=== What you should do ===
Count the lines containing "screenshot". Give the number alone.

=== Material provided ===
— Start —
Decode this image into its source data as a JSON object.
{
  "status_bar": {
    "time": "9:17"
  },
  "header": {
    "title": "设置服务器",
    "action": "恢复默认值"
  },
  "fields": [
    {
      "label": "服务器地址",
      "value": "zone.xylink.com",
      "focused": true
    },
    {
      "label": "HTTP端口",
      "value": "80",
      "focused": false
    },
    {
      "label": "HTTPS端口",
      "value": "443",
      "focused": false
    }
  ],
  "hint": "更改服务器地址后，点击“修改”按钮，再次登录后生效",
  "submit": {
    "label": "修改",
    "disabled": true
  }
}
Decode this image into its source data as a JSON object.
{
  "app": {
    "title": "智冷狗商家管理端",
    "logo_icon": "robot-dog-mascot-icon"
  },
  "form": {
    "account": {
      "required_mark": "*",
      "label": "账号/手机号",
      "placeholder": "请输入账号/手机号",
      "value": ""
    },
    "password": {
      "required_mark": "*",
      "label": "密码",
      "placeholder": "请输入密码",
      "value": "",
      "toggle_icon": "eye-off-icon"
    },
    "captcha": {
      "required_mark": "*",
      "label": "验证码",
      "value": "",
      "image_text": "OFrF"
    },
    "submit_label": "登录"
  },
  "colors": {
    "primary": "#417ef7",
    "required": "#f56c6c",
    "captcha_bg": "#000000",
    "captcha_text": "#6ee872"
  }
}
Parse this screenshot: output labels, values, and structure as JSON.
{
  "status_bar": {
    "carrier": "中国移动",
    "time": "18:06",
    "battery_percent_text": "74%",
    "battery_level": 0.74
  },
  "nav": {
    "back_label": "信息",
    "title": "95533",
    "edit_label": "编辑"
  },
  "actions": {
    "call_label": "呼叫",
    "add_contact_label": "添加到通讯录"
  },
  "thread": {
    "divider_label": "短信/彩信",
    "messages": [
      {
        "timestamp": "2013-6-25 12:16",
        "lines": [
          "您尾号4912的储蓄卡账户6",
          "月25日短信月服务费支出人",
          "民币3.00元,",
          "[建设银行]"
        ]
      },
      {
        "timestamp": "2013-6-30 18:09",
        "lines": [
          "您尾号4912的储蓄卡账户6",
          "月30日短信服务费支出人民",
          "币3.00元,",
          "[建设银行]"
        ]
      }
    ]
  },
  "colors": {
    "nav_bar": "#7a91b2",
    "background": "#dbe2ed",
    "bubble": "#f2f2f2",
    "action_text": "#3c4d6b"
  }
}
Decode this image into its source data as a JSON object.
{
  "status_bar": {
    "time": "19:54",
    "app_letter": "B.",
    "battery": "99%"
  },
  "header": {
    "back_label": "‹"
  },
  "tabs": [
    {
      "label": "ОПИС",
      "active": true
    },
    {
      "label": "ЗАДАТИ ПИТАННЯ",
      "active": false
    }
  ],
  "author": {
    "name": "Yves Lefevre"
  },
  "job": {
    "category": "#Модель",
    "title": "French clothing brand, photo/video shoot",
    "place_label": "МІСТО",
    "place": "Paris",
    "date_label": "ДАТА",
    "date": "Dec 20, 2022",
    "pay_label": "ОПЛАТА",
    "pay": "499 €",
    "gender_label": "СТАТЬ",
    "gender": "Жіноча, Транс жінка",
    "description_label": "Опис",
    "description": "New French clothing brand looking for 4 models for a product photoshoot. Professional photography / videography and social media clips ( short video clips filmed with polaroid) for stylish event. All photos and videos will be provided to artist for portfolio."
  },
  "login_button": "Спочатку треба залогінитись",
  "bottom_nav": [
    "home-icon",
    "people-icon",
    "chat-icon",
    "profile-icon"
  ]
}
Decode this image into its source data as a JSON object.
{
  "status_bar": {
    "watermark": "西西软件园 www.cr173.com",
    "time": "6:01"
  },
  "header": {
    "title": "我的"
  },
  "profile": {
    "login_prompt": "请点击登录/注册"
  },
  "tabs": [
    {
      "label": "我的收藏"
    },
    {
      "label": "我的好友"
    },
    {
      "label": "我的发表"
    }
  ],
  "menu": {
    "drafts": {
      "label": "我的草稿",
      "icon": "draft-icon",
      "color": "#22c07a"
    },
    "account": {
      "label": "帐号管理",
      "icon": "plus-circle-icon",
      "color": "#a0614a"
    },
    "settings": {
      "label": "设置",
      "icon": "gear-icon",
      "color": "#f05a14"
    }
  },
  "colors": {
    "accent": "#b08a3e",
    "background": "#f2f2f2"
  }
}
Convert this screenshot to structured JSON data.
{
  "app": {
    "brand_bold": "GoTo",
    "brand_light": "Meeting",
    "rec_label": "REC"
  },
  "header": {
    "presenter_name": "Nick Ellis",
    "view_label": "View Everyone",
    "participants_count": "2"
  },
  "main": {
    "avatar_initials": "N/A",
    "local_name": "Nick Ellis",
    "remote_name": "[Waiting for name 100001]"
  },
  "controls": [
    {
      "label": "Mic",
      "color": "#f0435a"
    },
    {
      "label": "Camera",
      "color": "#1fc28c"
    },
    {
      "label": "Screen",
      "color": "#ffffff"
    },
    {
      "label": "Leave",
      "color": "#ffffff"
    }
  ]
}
— End —
=== Expected output ===
2